• _Task to complete_:
Print the data exactly as it is given, please.

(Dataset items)
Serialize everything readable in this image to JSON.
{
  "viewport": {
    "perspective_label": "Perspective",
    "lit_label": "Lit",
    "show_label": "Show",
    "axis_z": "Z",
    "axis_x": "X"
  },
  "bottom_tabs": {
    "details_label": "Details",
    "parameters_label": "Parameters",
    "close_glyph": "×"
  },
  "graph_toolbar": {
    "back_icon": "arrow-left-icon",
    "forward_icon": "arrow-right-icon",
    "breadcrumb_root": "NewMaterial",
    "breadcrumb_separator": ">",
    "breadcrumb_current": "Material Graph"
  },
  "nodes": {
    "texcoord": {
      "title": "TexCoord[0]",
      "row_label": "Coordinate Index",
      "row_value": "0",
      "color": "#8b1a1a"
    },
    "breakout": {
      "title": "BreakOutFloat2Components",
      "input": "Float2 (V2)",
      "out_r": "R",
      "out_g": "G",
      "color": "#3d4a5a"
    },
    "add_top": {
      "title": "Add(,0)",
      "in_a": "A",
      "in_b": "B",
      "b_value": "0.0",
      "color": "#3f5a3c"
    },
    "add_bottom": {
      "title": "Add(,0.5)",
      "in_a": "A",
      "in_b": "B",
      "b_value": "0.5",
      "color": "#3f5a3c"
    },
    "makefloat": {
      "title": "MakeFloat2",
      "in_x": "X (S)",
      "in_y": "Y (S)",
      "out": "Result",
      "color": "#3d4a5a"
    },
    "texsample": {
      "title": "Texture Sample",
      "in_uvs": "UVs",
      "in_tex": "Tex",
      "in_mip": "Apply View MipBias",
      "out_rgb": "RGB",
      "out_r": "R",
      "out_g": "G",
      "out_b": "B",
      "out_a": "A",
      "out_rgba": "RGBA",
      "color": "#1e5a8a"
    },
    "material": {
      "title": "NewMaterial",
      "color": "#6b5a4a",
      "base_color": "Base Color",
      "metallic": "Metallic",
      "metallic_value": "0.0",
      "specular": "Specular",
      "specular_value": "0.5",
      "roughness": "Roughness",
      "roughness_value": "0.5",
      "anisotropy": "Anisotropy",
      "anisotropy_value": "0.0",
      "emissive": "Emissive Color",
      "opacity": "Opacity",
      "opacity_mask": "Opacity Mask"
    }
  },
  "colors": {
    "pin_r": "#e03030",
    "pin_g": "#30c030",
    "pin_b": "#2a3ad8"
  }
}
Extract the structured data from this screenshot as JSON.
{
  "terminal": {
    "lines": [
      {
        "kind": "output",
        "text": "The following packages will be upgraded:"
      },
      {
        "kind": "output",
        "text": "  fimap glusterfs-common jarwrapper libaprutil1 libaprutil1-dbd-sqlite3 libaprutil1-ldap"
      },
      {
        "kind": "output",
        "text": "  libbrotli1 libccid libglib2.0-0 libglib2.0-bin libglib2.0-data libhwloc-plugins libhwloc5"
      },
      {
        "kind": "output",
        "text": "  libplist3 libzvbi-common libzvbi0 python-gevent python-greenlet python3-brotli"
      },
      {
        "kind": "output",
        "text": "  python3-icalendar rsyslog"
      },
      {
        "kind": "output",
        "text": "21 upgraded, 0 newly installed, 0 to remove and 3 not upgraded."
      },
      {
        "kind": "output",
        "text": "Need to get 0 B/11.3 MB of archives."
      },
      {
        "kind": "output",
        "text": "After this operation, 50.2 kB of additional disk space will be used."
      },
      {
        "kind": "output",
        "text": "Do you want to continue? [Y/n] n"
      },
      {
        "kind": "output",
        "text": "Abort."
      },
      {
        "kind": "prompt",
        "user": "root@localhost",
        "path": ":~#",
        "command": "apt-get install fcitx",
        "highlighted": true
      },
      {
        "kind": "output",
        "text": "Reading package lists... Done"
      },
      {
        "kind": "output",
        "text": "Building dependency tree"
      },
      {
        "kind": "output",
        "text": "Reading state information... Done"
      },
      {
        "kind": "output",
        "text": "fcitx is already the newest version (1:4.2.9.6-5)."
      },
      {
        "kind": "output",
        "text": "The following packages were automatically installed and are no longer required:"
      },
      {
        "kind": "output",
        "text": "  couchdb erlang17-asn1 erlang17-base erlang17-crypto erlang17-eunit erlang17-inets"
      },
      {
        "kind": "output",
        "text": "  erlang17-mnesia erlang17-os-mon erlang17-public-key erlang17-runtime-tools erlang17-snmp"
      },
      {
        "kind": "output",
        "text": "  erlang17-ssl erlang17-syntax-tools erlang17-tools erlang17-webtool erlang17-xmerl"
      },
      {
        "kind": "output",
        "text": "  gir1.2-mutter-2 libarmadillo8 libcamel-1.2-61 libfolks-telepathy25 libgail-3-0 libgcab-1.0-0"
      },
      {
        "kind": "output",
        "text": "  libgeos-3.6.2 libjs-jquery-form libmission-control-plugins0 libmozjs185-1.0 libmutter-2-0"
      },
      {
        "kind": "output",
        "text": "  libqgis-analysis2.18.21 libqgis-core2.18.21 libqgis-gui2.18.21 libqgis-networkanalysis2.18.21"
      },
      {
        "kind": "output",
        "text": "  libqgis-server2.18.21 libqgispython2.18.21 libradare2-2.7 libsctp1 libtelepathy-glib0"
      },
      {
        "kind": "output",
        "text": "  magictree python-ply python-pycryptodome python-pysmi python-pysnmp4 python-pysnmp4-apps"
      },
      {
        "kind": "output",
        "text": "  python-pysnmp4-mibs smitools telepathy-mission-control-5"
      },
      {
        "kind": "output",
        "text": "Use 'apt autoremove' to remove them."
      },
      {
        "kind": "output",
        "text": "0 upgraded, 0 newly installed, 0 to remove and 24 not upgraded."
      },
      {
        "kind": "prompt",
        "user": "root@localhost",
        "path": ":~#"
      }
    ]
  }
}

• _Response to the task_:
Serialize everything readable in this image to JSON.
{
  "viewport": {
    "perspective_label": "Perspective",
    "lit_label": "Lit",
    "show_label": "Show",
    "axis_z": "Z",
    "axis_x": "X"
  },
  "bottom_tabs": {
    "details_label": "Details",
    "parameters_label": "Parameters",
    "close_glyph": "×"
  },
  "graph_toolbar": {
    "back_icon": "arrow-left-icon",
    "forward_icon": "arrow-right-icon",
    "breadcrumb_root": "NewMaterial",
    "breadcrumb_separator": ">",
    "breadcrumb_current": "Material Graph"
  },
  "nodes": {
    "texcoord": {
      "title": "TexCoord[0]",
      "row_label": "Coordinate Index",
      "row_value": "0",
      "color": "#8b1a1a"
    },
    "breakout": {
      "title": "BreakOutFloat2Components",
      "input": "Float2 (V2)",
      "out_r": "R",
      "out_g": "G",
      "color": "#3d4a5a"
    },
    "add_top": {
      "title": "Add(,0)",
      "in_a": "A",
      "in_b": "B",
      "b_value": "0.0",
      "color": "#3f5a3c"
    },
    "add_bottom": {
      "title": "Add(,0.5)",
      "in_a": "A",
      "in_b": "B",
      "b_value": "0.5",
      "color": "#3f5a3c"
    },
    "makefloat": {
      "title": "MakeFloat2",
      "in_x": "X (S)",
      "in_y": "Y (S)",
      "out": "Result",
      "color": "#3d4a5a"
    },
    "texsample": {
      "title": "Texture Sample",
      "in_uvs": "UVs",
      "in_tex": "Tex",
      "in_mip": "Apply View MipBias",
      "out_rgb": "RGB",
      "out_r": "R",
      "out_g": "G",
      "out_b": "B",
      "out_a": "A",
      "out_rgba": "RGBA",
      "color": "#1e5a8a"
    },
    "material": {
      "title": "NewMaterial",
      "color": "#6b5a4a",
      "base_color": "Base Color",
      "metallic": "Metallic",
      "metallic_value": "0.0",
      "specular": "Specular",
      "specular_value": "0.5",
      "roughness": "Roughness",
      "roughness_value": "0.5",
      "anisotropy": "Anisotropy",
      "anisotropy_value": "0.0",
      "emissive": "Emissive Color",
      "opacity": "Opacity",
      "opacity_mask": "Opacity Mask"
    }
  },
  "colors": {
    "pin_r": "#e03030",
    "pin_g": "#30c030",
    "pin_b": "#2a3ad8"
  }
}
Extract the structured data from this screenshot as JSON.
{
  "terminal": {
    "lines": [
      {
        "kind": "output",
        "text": "The following packages will be upgraded:"
      },
      {
        "kind": "output",
        "text": "  fimap glusterfs-common jarwrapper libaprutil1 libaprutil1-dbd-sqlite3 libaprutil1-ldap"
      },
      {
        "kind": "output",
        "text": "  libbrotli1 libccid libglib2.0-0 libglib2.0-bin libglib2.0-data libhwloc-plugins libhwloc5"
      },
      {
        "kind": "output",
        "text": "  libplist3 libzvbi-common libzvbi0 python-gevent python-greenlet python3-brotli"
      },
      {
        "kind": "output",
        "text": "  python3-icalendar rsyslog"
      },
      {
        "kind": "output",
        "text": "21 upgraded, 0 newly installed, 0 to remove and 3 not upgraded."
      },
      {
        "kind": "output",
        "text": "Need to get 0 B/11.3 MB of archives."
      },
      {
        "kind": "output",
        "text": "After this operation, 50.2 kB of additional disk space will be used."
      },
      {
        "kind": "output",
        "text": "Do you want to continue? [Y/n] n"
      },
      {
        "kind": "output",
        "text": "Abort."
      },
      {
        "kind": "prompt",
        "user": "root@localhost",
        "path": ":~#",
        "command": "apt-get install fcitx",
        "highlighted": true
      },
      {
        "kind": "output",
        "text": "Reading package lists... Done"
      },
      {
        "kind": "output",
        "text": "Building dependency tree"
      },
      {
        "kind": "output",
        "text": "Reading state information... Done"
      },
      {
        "kind": "output",
        "text": "fcitx is already the newest version (1:4.2.9.6-5)."
      },
      {
        "kind": "output",
        "text": "The following packages were automatically installed and are no longer required:"
      },
      {
        "kind": "output",
        "text": "  couchdb erlang17-asn1 erlang17-base erlang17-crypto erlang17-eunit erlang17-inets"
      },
      {
        "kind": "output",
        "text": "  erlang17-mnesia erlang17-os-mon erlang17-public-key erlang17-runtime-tools erlang17-snmp"
      },
      {
        "kind": "output",
        "text": "  erlang17-ssl erlang17-syntax-tools erlang17-tools erlang17-webtool erlang17-xmerl"
      },
      {
        "kind": "output",
        "text": "  gir1.2-mutter-2 libarmadillo8 libcamel-1.2-61 libfolks-telepathy25 libgail-3-0 libgcab-1.0-0"
      },
      {
        "kind": "output",
        "text": "  libgeos-3.6.2 libjs-jquery-form libmission-control-plugins0 libmozjs185-1.0 libmutter-2-0"
      },
      {
        "kind": "output",
        "text": "  libqgis-analysis2.18.21 libqgis-core2.18.21 libqgis-gui2.18.21 libqgis-networkanalysis2.18.21"
      },
      {
        "kind": "output",
        "text": "  libqgis-server2.18.21 libqgispython2.18.21 libradare2-2.7 libsctp1 libtelepathy-glib0"
      },
      {
        "kind": "output",
        "text": "  magictree python-ply python-pycryptodome python-pysmi python-pysnmp4 python-pysnmp4-apps"
      },
      {
        "kind": "output",
        "text": "  python-pysnmp4-mibs smitools telepathy-mission-control-5"
      },
      {
        "kind": "output",
        "text": "Use 'apt autoremove' to remove them."
      },
      {
        "kind": "output",
        "text": "0 upgraded, 0 newly installed, 0 to remove and 24 not upgraded."
      },
      {
        "kind": "prompt",
        "user": "root@localhost",
        "path": ":~#"
      }
    ]
  }
}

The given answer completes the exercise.